» What you will do
State how many lines of the records contain the string "الفتح". Give the number alone.

################

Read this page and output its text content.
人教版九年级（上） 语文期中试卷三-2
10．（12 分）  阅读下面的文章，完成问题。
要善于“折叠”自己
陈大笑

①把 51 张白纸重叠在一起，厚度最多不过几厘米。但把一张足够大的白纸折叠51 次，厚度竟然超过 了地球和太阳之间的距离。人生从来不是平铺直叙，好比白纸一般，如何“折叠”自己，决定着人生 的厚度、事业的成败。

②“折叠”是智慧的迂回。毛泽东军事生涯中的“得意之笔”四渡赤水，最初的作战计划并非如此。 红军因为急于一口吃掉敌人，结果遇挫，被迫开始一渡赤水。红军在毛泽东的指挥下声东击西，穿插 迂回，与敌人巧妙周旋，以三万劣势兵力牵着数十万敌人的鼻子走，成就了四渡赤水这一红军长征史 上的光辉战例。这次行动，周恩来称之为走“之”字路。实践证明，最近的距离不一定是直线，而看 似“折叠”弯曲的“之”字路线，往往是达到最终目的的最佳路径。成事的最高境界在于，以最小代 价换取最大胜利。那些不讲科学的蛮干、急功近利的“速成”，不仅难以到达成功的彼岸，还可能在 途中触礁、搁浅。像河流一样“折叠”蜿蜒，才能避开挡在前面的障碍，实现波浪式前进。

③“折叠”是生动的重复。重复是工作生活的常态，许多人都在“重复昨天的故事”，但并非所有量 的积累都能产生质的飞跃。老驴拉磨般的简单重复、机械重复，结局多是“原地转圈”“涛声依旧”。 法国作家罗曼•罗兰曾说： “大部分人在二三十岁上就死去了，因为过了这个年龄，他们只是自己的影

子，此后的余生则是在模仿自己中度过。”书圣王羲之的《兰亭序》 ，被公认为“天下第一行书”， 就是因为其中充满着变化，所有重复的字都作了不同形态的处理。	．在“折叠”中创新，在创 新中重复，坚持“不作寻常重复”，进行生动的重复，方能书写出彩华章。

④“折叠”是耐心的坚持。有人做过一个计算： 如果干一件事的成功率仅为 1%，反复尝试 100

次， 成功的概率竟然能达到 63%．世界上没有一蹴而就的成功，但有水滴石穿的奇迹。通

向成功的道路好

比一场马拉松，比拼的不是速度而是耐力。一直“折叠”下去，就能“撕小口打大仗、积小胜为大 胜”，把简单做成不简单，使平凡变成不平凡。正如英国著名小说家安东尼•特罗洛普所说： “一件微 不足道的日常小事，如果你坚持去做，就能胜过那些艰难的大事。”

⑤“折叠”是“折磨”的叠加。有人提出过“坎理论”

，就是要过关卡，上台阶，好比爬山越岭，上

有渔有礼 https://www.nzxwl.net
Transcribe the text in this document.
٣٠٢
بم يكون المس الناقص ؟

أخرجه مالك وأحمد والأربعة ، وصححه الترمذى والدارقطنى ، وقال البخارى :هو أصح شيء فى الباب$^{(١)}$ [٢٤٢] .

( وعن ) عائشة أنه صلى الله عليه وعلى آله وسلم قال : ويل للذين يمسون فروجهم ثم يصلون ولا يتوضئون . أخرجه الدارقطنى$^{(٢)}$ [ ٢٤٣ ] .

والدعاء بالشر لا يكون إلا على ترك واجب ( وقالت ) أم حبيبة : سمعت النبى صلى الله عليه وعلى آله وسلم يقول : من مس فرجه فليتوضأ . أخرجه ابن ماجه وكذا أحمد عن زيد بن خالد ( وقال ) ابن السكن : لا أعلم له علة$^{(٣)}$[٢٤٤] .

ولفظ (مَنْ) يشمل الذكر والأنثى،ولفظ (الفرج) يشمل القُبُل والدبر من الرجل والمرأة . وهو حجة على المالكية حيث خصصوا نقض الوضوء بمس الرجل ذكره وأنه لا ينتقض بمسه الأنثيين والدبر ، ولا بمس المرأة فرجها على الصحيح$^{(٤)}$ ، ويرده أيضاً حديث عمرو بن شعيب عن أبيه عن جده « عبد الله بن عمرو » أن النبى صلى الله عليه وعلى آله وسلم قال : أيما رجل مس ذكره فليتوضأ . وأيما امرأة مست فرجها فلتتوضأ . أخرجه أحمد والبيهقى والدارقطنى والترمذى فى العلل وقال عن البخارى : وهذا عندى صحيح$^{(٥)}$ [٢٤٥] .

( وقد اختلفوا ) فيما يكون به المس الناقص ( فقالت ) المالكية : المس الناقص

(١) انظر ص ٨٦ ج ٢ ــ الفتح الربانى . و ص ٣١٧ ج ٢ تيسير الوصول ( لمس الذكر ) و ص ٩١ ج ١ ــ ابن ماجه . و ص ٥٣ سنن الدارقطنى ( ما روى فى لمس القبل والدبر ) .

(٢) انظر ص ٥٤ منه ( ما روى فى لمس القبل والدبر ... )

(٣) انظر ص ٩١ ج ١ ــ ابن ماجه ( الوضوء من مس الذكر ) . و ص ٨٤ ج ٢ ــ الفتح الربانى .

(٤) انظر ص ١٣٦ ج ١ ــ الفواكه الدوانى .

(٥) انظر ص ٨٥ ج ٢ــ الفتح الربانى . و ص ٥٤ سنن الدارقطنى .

################

» Answer
3